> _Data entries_

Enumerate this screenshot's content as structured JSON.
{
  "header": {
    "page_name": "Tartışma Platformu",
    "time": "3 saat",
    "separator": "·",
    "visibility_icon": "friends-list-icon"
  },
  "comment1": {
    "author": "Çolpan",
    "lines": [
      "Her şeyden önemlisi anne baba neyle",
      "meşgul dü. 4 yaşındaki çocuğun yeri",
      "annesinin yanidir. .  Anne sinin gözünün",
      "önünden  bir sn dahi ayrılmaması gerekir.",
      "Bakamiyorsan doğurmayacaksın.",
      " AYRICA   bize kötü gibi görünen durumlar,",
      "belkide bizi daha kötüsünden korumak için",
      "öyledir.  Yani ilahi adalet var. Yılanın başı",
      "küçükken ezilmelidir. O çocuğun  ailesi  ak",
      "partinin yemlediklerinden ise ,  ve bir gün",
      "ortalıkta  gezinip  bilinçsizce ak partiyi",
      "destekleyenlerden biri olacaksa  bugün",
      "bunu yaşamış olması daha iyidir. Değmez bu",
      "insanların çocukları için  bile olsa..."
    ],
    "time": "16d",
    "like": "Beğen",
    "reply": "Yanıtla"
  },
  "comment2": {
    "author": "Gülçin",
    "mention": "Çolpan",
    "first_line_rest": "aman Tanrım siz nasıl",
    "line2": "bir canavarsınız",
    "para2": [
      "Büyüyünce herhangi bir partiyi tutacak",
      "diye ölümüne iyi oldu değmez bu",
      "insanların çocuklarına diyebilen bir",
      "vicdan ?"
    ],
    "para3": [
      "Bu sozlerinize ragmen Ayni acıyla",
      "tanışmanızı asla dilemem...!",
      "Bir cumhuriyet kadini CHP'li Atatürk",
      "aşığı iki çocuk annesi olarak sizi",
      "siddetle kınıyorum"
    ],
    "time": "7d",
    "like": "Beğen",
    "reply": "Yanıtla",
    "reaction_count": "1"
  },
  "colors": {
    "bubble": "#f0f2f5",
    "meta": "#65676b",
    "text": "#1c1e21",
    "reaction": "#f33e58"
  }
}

> _Prompt_
Pull every line containing "için" out of the records.

> _Result of this task_
      "belkide bizi daha kötüsünden korumak için",
      "insanların çocukları için  bile olsa..."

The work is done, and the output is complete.